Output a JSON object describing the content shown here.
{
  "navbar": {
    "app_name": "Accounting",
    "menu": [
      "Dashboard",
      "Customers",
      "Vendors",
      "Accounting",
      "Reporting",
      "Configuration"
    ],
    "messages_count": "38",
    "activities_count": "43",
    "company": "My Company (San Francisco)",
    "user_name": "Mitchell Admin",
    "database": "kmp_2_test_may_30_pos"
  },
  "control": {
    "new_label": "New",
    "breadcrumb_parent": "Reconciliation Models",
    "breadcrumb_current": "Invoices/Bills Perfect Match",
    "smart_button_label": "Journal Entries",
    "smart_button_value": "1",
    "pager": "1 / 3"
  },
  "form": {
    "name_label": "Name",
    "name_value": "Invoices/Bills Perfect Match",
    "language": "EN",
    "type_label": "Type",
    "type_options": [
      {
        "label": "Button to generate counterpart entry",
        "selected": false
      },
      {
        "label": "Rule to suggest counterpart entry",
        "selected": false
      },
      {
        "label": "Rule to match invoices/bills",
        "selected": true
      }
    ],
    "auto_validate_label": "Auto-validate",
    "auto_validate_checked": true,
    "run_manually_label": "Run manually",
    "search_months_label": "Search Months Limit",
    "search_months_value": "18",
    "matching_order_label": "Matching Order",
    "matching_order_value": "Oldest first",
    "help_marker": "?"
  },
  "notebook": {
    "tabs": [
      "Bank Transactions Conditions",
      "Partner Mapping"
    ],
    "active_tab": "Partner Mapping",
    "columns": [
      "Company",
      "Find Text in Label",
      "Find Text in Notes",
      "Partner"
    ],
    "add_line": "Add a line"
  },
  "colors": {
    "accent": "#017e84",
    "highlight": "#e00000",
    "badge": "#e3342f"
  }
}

--------------------

* [Work to complete]: Identify all lines where the word "Partner" shows up. Copy them.

* [The result]:
      "Partner Mapping"
    "active_tab": "Partner Mapping",
      "Partner"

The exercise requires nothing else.